§ **Written problem**
Could you copy the listing word for word, from its first line through the line containing "volume-bar xyxy=(69,298,71,306)", with both of those lines included?

§ **Entries provided**
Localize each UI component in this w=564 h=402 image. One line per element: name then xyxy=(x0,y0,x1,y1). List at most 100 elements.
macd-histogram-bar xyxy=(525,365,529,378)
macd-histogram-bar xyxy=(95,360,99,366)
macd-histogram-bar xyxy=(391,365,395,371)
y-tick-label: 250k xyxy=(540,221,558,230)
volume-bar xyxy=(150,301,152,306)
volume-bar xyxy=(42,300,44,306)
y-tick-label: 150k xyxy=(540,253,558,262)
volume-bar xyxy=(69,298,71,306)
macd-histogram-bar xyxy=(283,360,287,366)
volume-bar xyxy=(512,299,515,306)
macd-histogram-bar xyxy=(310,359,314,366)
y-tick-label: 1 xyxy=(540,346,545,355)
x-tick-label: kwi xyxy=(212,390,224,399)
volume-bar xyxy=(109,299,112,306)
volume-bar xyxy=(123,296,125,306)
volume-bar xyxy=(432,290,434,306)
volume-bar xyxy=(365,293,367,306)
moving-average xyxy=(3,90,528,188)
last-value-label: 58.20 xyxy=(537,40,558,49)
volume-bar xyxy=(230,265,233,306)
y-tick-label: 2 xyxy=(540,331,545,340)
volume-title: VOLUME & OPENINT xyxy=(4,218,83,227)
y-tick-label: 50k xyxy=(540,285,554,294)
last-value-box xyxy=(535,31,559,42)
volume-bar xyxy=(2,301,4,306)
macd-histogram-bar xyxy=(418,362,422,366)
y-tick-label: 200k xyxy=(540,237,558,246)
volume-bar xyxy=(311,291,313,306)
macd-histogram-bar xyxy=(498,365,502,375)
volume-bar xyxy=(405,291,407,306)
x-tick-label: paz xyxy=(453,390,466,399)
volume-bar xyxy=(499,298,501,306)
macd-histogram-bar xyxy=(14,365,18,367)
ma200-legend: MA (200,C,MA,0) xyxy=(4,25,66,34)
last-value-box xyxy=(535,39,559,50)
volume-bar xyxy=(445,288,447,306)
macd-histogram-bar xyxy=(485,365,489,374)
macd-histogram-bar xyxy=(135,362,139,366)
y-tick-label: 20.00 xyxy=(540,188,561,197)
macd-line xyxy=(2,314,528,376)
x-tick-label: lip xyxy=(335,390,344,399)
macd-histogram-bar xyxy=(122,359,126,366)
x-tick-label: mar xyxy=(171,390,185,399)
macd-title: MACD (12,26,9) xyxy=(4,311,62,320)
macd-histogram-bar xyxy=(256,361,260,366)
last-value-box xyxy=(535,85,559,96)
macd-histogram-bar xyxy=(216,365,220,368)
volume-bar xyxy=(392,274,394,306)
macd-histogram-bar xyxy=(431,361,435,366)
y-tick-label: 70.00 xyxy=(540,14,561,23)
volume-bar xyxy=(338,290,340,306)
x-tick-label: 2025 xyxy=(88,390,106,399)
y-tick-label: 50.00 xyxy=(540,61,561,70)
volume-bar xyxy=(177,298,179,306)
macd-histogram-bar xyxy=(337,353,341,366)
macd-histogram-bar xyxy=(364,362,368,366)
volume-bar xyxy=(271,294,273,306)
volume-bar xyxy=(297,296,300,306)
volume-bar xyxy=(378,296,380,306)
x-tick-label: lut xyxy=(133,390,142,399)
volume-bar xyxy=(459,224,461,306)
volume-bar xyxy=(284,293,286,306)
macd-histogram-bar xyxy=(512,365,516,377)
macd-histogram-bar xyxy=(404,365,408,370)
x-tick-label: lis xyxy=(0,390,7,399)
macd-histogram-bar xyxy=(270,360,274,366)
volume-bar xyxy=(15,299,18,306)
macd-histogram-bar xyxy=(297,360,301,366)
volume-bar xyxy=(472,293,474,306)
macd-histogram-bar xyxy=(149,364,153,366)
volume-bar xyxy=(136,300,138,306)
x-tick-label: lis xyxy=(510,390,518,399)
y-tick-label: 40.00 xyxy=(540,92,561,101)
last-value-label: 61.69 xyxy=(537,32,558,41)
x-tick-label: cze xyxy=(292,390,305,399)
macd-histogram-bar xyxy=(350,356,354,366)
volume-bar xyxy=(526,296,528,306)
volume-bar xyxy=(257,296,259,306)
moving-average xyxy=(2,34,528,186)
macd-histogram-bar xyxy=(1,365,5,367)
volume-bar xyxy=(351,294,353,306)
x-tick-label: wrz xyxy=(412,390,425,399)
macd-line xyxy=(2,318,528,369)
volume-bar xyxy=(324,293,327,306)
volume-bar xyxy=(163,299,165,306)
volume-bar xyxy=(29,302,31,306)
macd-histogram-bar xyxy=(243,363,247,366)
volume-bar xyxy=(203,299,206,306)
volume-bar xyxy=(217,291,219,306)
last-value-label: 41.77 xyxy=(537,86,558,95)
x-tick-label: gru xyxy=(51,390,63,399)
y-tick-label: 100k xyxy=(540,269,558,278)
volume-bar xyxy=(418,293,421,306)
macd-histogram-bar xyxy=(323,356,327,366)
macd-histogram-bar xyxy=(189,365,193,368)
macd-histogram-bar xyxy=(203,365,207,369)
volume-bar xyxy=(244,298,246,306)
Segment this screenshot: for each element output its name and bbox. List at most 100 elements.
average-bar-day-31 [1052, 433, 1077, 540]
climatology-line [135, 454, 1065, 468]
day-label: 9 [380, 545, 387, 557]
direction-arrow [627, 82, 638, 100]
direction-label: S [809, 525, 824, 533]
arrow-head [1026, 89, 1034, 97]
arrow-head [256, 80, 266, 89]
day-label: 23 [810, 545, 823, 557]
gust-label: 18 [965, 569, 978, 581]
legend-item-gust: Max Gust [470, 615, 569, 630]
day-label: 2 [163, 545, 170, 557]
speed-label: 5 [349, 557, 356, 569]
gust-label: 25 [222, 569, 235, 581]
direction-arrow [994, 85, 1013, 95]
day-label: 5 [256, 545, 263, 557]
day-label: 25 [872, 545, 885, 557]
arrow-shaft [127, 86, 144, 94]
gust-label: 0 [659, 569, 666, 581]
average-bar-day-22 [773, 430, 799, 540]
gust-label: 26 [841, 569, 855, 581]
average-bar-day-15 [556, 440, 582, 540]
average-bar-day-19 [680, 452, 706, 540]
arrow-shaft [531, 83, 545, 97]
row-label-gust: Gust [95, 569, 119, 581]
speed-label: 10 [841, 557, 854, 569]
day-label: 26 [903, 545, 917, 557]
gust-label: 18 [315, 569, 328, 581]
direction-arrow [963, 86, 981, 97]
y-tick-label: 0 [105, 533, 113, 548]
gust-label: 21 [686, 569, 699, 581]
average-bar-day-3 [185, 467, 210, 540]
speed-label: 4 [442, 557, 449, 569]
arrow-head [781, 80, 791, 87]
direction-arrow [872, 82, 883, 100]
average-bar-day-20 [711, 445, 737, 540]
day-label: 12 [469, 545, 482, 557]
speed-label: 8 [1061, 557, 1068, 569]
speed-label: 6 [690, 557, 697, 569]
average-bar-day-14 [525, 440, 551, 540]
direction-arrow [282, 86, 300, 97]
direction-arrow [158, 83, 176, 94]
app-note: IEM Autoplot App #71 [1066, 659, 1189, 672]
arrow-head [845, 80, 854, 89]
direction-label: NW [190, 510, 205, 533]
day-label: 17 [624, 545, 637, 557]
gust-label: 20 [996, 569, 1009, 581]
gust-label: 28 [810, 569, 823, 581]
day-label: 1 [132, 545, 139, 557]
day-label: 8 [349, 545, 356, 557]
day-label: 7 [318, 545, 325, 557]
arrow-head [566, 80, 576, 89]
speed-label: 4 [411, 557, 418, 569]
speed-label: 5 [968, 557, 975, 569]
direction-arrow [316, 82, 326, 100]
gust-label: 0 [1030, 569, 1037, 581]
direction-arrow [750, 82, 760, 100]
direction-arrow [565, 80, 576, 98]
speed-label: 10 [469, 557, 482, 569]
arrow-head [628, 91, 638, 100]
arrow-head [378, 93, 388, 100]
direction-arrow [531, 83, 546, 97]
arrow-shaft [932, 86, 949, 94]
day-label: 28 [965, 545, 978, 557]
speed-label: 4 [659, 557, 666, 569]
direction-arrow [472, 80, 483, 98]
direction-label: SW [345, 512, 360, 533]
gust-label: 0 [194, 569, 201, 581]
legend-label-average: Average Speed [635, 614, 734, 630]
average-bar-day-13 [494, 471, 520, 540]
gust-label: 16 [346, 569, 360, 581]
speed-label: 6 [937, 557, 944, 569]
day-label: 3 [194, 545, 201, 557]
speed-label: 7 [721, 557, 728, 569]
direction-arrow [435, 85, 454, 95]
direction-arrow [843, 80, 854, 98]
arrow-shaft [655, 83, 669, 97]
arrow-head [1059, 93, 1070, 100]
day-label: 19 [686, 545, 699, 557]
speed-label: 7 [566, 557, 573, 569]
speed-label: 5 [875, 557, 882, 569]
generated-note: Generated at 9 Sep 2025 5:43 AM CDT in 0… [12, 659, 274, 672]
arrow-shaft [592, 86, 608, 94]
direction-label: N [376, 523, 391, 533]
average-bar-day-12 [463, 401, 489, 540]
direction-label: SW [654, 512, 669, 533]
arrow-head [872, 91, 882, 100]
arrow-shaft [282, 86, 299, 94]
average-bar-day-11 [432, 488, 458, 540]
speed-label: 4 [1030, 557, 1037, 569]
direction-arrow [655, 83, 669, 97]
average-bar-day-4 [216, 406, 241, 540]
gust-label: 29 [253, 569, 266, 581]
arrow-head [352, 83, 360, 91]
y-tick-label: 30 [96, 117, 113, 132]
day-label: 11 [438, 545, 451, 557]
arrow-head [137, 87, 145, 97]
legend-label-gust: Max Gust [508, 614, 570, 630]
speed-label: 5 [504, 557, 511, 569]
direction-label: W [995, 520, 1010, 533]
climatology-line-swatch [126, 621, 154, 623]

§ **Answer to the task**
Localize each UI component in this w=564 h=402 image. One line per element: name then xyxy=(x0,y0,x1,y1). List at most 100 elements.
macd-histogram-bar xyxy=(525,365,529,378)
macd-histogram-bar xyxy=(95,360,99,366)
macd-histogram-bar xyxy=(391,365,395,371)
y-tick-label: 250k xyxy=(540,221,558,230)
volume-bar xyxy=(150,301,152,306)
volume-bar xyxy=(42,300,44,306)
y-tick-label: 150k xyxy=(540,253,558,262)
volume-bar xyxy=(69,298,71,306)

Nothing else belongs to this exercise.